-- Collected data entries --
━━━━━━━━━━━━━━━━━━━━

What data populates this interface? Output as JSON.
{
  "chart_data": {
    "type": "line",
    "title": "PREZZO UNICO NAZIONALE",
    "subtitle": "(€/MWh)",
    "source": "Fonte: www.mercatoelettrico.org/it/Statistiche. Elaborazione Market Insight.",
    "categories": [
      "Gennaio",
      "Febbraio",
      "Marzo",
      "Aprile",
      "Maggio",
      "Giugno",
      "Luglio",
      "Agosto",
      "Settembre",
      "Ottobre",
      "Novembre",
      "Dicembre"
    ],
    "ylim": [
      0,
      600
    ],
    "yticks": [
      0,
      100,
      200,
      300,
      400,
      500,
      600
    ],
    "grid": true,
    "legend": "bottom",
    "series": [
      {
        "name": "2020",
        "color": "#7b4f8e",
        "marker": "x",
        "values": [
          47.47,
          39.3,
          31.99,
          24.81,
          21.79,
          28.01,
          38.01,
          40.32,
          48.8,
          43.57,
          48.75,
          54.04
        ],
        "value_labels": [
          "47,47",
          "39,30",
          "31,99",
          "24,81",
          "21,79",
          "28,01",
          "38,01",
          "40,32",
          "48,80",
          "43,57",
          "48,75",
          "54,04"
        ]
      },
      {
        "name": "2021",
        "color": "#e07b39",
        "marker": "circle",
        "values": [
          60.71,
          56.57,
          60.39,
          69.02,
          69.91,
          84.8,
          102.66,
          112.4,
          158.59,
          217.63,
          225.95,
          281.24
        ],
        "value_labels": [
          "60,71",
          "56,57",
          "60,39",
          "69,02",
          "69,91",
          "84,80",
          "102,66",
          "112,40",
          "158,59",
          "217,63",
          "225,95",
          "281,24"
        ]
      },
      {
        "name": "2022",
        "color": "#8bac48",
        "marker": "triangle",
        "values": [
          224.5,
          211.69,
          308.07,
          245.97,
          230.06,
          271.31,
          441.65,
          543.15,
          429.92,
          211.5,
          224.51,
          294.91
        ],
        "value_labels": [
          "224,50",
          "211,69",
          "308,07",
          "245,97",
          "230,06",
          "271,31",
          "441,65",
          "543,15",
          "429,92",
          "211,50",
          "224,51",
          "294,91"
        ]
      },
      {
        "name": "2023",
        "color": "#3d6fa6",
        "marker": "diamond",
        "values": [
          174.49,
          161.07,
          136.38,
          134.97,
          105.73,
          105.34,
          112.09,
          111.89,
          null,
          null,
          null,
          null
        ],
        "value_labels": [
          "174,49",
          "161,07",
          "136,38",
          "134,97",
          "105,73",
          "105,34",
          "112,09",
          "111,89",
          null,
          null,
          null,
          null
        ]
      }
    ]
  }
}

━━━━━━━━━━━━━━━━━━━━

-- Goal --
Select and copy every line of the listing with the word "color".

-- Exercise output --
        "color": "#7b4f8e",
        "color": "#e07b39",
        "color": "#8bac48",
        "color": "#3d6fa6",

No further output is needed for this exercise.